• **SUPPLIED DATA**:
··········

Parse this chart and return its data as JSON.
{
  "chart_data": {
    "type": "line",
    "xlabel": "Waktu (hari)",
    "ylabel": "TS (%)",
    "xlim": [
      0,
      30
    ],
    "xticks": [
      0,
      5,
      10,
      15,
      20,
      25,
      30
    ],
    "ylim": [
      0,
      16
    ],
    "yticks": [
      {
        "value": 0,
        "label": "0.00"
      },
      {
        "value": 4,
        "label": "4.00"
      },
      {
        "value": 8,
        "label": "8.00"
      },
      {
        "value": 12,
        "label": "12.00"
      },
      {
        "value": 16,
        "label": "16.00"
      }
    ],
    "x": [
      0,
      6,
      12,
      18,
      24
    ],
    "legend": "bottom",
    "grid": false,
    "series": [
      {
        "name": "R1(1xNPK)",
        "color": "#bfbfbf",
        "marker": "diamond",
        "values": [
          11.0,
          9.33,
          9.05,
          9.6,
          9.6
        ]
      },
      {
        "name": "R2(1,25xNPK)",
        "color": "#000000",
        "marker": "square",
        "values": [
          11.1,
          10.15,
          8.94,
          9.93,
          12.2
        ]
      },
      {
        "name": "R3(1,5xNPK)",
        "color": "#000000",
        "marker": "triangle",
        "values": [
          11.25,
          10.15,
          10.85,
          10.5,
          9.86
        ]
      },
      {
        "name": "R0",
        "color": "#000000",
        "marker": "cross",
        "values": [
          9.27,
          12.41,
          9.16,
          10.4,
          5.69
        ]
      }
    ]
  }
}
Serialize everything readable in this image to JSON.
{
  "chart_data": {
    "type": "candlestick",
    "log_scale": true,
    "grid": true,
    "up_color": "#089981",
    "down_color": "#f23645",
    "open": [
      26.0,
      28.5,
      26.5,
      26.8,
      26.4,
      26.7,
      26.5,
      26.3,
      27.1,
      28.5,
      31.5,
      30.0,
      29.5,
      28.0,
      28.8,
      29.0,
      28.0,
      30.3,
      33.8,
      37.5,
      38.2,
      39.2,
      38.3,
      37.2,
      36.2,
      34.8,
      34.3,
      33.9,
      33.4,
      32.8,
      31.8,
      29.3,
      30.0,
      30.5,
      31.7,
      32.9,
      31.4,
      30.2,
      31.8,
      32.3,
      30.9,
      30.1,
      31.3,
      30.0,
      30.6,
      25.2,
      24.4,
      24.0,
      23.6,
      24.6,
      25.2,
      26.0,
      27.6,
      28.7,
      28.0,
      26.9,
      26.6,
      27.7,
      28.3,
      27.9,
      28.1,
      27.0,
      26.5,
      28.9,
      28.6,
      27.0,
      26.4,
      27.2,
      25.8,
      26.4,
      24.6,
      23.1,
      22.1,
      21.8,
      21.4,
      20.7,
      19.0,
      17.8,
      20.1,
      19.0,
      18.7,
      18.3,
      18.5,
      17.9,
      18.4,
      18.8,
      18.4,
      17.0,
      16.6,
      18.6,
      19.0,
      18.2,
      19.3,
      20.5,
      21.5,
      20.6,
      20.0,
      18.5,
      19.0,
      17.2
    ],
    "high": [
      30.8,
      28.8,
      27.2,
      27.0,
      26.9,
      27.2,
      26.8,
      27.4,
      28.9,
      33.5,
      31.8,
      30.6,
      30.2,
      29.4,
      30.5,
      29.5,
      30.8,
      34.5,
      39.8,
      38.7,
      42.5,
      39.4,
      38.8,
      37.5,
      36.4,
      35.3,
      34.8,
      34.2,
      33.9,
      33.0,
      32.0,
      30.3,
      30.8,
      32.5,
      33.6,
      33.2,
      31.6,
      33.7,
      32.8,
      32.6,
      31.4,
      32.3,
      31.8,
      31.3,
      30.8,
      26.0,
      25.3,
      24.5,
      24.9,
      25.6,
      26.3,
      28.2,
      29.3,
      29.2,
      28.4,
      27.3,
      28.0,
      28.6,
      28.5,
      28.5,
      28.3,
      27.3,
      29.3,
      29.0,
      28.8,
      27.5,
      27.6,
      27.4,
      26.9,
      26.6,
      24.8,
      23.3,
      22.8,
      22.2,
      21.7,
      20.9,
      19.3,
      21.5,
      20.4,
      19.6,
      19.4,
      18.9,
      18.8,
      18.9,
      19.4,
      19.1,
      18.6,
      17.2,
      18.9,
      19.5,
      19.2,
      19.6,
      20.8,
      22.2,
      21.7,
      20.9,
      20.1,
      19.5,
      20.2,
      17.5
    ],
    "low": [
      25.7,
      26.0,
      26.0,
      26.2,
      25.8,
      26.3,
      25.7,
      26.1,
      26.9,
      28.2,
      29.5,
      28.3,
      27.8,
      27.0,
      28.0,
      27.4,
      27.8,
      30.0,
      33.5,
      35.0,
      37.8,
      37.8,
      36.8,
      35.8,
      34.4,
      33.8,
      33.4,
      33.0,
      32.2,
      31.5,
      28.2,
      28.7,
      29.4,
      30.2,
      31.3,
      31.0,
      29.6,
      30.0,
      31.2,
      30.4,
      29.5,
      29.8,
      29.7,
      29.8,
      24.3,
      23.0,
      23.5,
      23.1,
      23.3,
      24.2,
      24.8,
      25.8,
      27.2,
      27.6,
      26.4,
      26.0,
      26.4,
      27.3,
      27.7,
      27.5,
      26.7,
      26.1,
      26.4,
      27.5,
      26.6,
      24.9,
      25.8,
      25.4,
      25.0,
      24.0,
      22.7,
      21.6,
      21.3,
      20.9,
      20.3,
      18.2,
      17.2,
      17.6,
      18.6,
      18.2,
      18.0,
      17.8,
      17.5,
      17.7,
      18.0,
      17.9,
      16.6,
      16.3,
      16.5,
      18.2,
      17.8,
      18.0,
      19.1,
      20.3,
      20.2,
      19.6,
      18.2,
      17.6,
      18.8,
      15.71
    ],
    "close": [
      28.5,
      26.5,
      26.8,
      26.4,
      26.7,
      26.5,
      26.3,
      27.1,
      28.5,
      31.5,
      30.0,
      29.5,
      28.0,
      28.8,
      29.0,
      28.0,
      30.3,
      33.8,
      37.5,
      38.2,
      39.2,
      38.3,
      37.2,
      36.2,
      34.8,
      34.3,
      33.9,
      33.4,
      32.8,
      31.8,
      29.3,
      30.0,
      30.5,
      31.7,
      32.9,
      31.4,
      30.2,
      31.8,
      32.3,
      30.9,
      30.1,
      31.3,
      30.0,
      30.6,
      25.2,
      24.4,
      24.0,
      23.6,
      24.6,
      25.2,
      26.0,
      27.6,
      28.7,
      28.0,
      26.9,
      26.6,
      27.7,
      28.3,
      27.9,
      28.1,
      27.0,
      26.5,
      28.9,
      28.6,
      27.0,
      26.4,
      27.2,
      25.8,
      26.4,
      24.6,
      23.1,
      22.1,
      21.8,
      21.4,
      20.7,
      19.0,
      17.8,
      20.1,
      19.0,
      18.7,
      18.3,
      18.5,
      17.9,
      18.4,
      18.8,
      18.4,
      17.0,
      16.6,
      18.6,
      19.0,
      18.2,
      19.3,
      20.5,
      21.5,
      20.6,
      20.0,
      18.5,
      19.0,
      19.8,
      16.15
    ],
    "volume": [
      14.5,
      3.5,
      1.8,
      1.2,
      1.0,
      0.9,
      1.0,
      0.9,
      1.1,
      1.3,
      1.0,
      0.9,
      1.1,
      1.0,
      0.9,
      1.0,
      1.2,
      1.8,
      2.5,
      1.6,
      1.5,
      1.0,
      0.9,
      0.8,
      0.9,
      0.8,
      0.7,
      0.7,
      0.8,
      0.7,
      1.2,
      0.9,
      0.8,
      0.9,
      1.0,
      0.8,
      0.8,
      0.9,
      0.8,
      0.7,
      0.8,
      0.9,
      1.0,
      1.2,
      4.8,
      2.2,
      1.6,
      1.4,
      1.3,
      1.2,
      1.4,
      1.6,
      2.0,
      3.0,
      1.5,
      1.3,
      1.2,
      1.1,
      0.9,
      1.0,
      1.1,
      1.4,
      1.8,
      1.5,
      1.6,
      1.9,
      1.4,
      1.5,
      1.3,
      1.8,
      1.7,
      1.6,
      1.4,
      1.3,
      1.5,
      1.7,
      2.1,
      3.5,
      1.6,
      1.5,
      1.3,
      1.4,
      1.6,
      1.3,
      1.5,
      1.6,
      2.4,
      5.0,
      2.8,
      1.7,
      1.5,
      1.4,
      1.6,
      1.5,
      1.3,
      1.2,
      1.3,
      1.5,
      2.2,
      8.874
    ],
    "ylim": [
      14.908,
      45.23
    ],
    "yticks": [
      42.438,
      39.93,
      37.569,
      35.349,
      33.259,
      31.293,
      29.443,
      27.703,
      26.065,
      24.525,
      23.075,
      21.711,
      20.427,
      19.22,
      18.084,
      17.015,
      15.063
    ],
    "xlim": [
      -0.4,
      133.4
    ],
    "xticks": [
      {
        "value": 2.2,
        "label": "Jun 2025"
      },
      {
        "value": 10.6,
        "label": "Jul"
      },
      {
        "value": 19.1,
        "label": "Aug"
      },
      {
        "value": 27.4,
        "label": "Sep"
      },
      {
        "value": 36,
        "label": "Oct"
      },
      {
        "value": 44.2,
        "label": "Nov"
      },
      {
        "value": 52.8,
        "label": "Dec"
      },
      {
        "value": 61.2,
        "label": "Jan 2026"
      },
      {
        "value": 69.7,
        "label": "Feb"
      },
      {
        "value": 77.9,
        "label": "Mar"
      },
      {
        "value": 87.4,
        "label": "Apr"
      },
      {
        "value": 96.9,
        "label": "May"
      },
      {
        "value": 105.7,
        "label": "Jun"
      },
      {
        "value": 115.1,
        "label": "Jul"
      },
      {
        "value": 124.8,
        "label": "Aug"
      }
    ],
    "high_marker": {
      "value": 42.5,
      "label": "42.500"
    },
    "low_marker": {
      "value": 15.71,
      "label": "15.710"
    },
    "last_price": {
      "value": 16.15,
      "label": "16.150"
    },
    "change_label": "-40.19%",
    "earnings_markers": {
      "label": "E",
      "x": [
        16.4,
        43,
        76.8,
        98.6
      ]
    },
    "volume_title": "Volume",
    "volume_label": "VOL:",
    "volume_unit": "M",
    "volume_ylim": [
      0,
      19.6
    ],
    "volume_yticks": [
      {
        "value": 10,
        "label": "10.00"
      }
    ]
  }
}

··········

• **TASK TO CARRY OUT**:
List the lines of the entries that include "this".

• **EXERCISE ANSWER**:
Parse this chart and return its data as JSON.
Serialize everything readable in this image to JSON.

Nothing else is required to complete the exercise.